## Exercise requirements
Give back the line where "Type out the text in this image." appears and all the lines after it until the listing ends, unchanged and with nothing else.

[Saved entries]
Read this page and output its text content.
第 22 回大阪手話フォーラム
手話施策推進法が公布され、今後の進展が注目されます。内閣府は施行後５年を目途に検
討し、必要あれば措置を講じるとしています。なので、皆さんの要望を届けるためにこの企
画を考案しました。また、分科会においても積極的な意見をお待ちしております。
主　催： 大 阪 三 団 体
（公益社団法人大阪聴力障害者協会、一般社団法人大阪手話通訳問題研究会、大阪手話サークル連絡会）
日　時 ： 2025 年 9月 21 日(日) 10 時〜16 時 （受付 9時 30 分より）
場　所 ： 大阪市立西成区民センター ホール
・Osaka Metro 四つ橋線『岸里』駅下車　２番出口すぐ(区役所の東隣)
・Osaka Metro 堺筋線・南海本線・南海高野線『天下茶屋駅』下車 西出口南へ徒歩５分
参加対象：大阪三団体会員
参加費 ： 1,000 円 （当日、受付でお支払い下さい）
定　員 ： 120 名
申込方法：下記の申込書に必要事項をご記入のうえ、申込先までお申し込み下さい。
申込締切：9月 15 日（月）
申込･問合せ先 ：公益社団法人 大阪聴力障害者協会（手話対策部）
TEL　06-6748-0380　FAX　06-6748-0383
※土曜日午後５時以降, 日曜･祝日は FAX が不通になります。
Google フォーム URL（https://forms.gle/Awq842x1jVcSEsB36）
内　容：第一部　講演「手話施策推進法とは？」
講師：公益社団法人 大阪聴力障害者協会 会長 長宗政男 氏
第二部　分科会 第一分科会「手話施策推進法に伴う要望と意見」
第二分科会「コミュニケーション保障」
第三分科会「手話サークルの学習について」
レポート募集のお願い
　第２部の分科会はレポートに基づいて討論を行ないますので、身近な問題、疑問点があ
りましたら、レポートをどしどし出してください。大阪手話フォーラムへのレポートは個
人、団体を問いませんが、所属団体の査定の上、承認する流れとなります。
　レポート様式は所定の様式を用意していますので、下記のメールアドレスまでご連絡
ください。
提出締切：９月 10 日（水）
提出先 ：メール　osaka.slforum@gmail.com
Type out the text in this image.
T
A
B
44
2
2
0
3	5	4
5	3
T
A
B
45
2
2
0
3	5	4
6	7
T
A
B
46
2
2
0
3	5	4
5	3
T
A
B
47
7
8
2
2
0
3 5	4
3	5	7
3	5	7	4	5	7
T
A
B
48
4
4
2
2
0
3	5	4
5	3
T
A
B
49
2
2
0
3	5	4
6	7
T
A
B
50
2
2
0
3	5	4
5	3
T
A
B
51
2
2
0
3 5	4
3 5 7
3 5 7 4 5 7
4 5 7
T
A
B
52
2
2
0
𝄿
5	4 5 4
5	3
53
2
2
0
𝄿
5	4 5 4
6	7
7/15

## Solution for this task
Type out the text in this image.
T
A
B
44
2
2
0
3	5	4
5	3
T
A
B
45
2
2
0
3	5	4
6	7
T
A
B
46
2
2
0
3	5	4
5	3
T
A
B
47
7
8
2
2
0
3 5	4
3	5	7
3	5	7	4	5	7
T
A
B
48
4
4
2
2
0
3	5	4
5	3
T
A
B
49
2
2
0
3	5	4
6	7
T
A
B
50
2
2
0
3	5	4
5	3
T
A
B
51
2
2
0
3 5	4
3 5 7
3 5 7 4 5 7
4 5 7
T
A
B
52
2
2
0
𝄿
5	4 5 4
5	3
53
2
2
0
𝄿
5	4 5 4
6	7
7/15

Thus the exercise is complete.